---- Material for this exercise

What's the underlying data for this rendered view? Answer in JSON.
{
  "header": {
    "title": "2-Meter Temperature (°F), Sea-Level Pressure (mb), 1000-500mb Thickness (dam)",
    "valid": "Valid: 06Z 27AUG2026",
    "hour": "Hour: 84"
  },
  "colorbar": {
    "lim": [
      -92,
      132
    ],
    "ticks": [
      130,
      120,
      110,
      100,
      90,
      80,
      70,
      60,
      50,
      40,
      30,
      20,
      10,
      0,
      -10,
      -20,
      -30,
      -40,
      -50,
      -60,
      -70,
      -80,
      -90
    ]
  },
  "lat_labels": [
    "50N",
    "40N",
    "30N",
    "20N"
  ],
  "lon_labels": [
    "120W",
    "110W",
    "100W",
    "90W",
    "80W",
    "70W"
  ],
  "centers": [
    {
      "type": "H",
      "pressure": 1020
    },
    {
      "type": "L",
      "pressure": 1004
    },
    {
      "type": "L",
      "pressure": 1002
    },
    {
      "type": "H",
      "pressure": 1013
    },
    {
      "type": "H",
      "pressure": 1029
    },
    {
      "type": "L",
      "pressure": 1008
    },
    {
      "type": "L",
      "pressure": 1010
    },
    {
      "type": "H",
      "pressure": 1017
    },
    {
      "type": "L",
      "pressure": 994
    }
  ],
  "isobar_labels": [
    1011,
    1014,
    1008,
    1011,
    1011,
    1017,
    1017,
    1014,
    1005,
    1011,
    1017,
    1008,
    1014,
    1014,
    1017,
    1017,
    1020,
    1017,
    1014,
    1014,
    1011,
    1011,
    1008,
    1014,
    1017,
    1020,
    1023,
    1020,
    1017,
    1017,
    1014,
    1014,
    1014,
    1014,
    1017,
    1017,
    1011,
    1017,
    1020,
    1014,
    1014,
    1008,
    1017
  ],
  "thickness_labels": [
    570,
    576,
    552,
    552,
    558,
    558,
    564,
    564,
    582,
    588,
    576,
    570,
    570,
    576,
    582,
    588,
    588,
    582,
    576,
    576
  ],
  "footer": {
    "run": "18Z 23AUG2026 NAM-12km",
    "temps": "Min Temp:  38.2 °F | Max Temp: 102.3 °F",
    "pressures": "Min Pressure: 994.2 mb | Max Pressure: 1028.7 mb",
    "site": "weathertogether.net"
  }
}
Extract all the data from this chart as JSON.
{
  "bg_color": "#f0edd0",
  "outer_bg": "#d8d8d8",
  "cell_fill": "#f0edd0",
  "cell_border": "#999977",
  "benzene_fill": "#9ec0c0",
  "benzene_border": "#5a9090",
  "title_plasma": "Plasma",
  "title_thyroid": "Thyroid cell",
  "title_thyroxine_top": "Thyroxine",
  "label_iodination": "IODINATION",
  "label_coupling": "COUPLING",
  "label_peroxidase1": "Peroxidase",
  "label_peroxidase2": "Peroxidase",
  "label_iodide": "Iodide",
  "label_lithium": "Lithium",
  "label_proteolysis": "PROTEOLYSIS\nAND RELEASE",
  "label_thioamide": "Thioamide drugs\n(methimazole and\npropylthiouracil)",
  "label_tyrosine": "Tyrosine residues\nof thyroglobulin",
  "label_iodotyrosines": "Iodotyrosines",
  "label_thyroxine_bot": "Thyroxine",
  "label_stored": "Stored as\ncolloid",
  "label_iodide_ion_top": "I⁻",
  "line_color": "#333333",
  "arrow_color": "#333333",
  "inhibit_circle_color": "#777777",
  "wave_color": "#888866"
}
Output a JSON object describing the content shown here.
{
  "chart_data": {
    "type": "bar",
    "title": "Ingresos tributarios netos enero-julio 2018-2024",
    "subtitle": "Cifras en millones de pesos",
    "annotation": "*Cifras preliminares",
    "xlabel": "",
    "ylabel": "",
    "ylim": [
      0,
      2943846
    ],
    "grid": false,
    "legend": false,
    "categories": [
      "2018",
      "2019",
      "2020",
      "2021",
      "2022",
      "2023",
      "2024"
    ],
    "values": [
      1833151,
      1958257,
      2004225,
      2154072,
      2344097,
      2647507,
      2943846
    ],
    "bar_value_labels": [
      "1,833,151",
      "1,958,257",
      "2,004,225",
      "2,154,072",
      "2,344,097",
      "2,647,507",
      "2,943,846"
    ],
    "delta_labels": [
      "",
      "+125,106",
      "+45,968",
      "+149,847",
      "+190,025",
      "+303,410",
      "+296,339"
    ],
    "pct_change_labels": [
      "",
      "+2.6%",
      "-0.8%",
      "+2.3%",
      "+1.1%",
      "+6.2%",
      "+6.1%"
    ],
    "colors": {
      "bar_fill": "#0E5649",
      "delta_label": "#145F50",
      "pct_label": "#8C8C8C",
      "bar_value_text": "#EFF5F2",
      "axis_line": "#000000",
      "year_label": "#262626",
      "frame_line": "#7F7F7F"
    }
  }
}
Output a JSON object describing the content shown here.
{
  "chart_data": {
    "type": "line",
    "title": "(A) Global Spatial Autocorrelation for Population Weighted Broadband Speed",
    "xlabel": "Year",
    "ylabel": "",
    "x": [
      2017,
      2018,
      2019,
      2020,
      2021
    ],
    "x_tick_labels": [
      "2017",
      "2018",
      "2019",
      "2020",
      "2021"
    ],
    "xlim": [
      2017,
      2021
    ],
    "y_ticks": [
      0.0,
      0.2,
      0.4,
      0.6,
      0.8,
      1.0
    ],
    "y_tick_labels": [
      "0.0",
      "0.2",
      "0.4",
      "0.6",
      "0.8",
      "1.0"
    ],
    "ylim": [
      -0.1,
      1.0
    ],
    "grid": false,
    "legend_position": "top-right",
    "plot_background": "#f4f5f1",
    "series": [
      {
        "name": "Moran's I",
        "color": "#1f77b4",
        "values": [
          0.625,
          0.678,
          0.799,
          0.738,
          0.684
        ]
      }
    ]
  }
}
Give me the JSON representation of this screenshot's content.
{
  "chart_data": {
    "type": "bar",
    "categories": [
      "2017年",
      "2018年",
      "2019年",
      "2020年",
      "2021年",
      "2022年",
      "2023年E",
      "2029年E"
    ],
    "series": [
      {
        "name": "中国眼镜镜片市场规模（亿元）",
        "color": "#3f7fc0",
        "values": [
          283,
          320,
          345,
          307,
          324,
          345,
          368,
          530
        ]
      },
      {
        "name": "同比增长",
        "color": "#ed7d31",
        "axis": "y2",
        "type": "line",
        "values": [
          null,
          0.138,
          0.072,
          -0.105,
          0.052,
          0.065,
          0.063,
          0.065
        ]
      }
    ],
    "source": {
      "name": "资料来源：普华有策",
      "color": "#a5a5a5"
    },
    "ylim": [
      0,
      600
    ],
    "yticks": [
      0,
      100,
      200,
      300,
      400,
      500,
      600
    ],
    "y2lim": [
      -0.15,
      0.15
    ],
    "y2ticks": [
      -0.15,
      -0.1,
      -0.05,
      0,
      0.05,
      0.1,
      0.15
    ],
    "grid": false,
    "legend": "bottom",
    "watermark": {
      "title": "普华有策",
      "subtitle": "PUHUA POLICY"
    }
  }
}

--------

Written task
Every record above must be duplicated exactly.

Response to the exercise
What's the underlying data for this rendered view? Answer in JSON.
{
  "header": {
    "title": "2-Meter Temperature (°F), Sea-Level Pressure (mb), 1000-500mb Thickness (dam)",
    "valid": "Valid: 06Z 27AUG2026",
    "hour": "Hour: 84"
  },
  "colorbar": {
    "lim": [
      -92,
      132
    ],
    "ticks": [
      130,
      120,
      110,
      100,
      90,
      80,
      70,
      60,
      50,
      40,
      30,
      20,
      10,
      0,
      -10,
      -20,
      -30,
      -40,
      -50,
      -60,
      -70,
      -80,
      -90
    ]
  },
  "lat_labels": [
    "50N",
    "40N",
    "30N",
    "20N"
  ],
  "lon_labels": [
    "120W",
    "110W",
    "100W",
    "90W",
    "80W",
    "70W"
  ],
  "centers": [
    {
      "type": "H",
      "pressure": 1020
    },
    {
      "type": "L",
      "pressure": 1004
    },
    {
      "type": "L",
      "pressure": 1002
    },
    {
      "type": "H",
      "pressure": 1013
    },
    {
      "type": "H",
      "pressure": 1029
    },
    {
      "type": "L",
      "pressure": 1008
    },
    {
      "type": "L",
      "pressure": 1010
    },
    {
      "type": "H",
      "pressure": 1017
    },
    {
      "type": "L",
      "pressure": 994
    }
  ],
  "isobar_labels": [
    1011,
    1014,
    1008,
    1011,
    1011,
    1017,
    1017,
    1014,
    1005,
    1011,
    1017,
    1008,
    1014,
    1014,
    1017,
    1017,
    1020,
    1017,
    1014,
    1014,
    1011,
    1011,
    1008,
    1014,
    1017,
    1020,
    1023,
    1020,
    1017,
    1017,
    1014,
    1014,
    1014,
    1014,
    1017,
    1017,
    1011,
    1017,
    1020,
    1014,
    1014,
    1008,
    1017
  ],
  "thickness_labels": [
    570,
    576,
    552,
    552,
    558,
    558,
    564,
    564,
    582,
    588,
    576,
    570,
    570,
    576,
    582,
    588,
    588,
    582,
    576,
    576
  ],
  "footer": {
    "run": "18Z 23AUG2026 NAM-12km",
    "temps": "Min Temp:  38.2 °F | Max Temp: 102.3 °F",
    "pressures": "Min Pressure: 994.2 mb | Max Pressure: 1028.7 mb",
    "site": "weathertogether.net"
  }
}
Extract all the data from this chart as JSON.
{
  "bg_color": "#f0edd0",
  "outer_bg": "#d8d8d8",
  "cell_fill": "#f0edd0",
  "cell_border": "#999977",
  "benzene_fill": "#9ec0c0",
  "benzene_border": "#5a9090",
  "title_plasma": "Plasma",
  "title_thyroid": "Thyroid cell",
  "title_thyroxine_top": "Thyroxine",
  "label_iodination": "IODINATION",
  "label_coupling": "COUPLING",
  "label_peroxidase1": "Peroxidase",
  "label_peroxidase2": "Peroxidase",
  "label_iodide": "Iodide",
  "label_lithium": "Lithium",
  "label_proteolysis": "PROTEOLYSIS\nAND RELEASE",
  "label_thioamide": "Thioamide drugs\n(methimazole and\npropylthiouracil)",
  "label_tyrosine": "Tyrosine residues\nof thyroglobulin",
  "label_iodotyrosines": "Iodotyrosines",
  "label_thyroxine_bot": "Thyroxine",
  "label_stored": "Stored as\ncolloid",
  "label_iodide_ion_top": "I⁻",
  "line_color": "#333333",
  "arrow_color": "#333333",
  "inhibit_circle_color": "#777777",
  "wave_color": "#888866"
}
Output a JSON object describing the content shown here.
{
  "chart_data": {
    "type": "bar",
    "title": "Ingresos tributarios netos enero-julio 2018-2024",
    "subtitle": "Cifras en millones de pesos",
    "annotation": "*Cifras preliminares",
    "xlabel": "",
    "ylabel": "",
    "ylim": [
      0,
      2943846
    ],
    "grid": false,
    "legend": false,
    "categories": [
      "2018",
      "2019",
      "2020",
      "2021",
      "2022",
      "2023",
      "2024"
    ],
    "values": [
      1833151,
      1958257,
      2004225,
      2154072,
      2344097,
      2647507,
      2943846
    ],
    "bar_value_labels": [
      "1,833,151",
      "1,958,257",
      "2,004,225",
      "2,154,072",
      "2,344,097",
      "2,647,507",
      "2,943,846"
    ],
    "delta_labels": [
      "",
      "+125,106",
      "+45,968",
      "+149,847",
      "+190,025",
      "+303,410",
      "+296,339"
    ],
    "pct_change_labels": [
      "",
      "+2.6%",
      "-0.8%",
      "+2.3%",
      "+1.1%",
      "+6.2%",
      "+6.1%"
    ],
    "colors": {
      "bar_fill": "#0E5649",
      "delta_label": "#145F50",
      "pct_label": "#8C8C8C",
      "bar_value_text": "#EFF5F2",
      "axis_line": "#000000",
      "year_label": "#262626",
      "frame_line": "#7F7F7F"
    }
  }
}
Output a JSON object describing the content shown here.
{
  "chart_data": {
    "type": "line",
    "title": "(A) Global Spatial Autocorrelation for Population Weighted Broadband Speed",
    "xlabel": "Year",
    "ylabel": "",
    "x": [
      2017,
      2018,
      2019,
      2020,
      2021
    ],
    "x_tick_labels": [
      "2017",
      "2018",
      "2019",
      "2020",
      "2021"
    ],
    "xlim": [
      2017,
      2021
    ],
    "y_ticks": [
      0.0,
      0.2,
      0.4,
      0.6,
      0.8,
      1.0
    ],
    "y_tick_labels": [
      "0.0",
      "0.2",
      "0.4",
      "0.6",
      "0.8",
      "1.0"
    ],
    "ylim": [
      -0.1,
      1.0
    ],
    "grid": false,
    "legend_position": "top-right",
    "plot_background": "#f4f5f1",
    "series": [
      {
        "name": "Moran's I",
        "color": "#1f77b4",
        "values": [
          0.625,
          0.678,
          0.799,
          0.738,
          0.684
        ]
      }
    ]
  }
}
Give me the JSON representation of this screenshot's content.
{
  "chart_data": {
    "type": "bar",
    "categories": [
      "2017年",
      "2018年",
      "2019年",
      "2020年",
      "2021年",
      "2022年",
      "2023年E",
      "2029年E"
    ],
    "series": [
      {
        "name": "中国眼镜镜片市场规模（亿元）",
        "color": "#3f7fc0",
        "values": [
          283,
          320,
          345,
          307,
          324,
          345,
          368,
          530
        ]
      },
      {
        "name": "同比增长",
        "color": "#ed7d31",
        "axis": "y2",
        "type": "line",
        "values": [
          null,
          0.138,
          0.072,
          -0.105,
          0.052,
          0.065,
          0.063,
          0.065
        ]
      }
    ],
    "source": {
      "name": "资料来源：普华有策",
      "color": "#a5a5a5"
    },
    "ylim": [
      0,
      600
    ],
    "yticks": [
      0,
      100,
      200,
      300,
      400,
      500,
      600
    ],
    "y2lim": [
      -0.15,
      0.15
    ],
    "y2ticks": [
      -0.15,
      -0.1,
      -0.05,
      0,
      0.05,
      0.1,
      0.15
    ],
    "grid": false,
    "legend": "bottom",
    "watermark": {
      "title": "普华有策",
      "subtitle": "PUHUA POLICY"
    }
  }
}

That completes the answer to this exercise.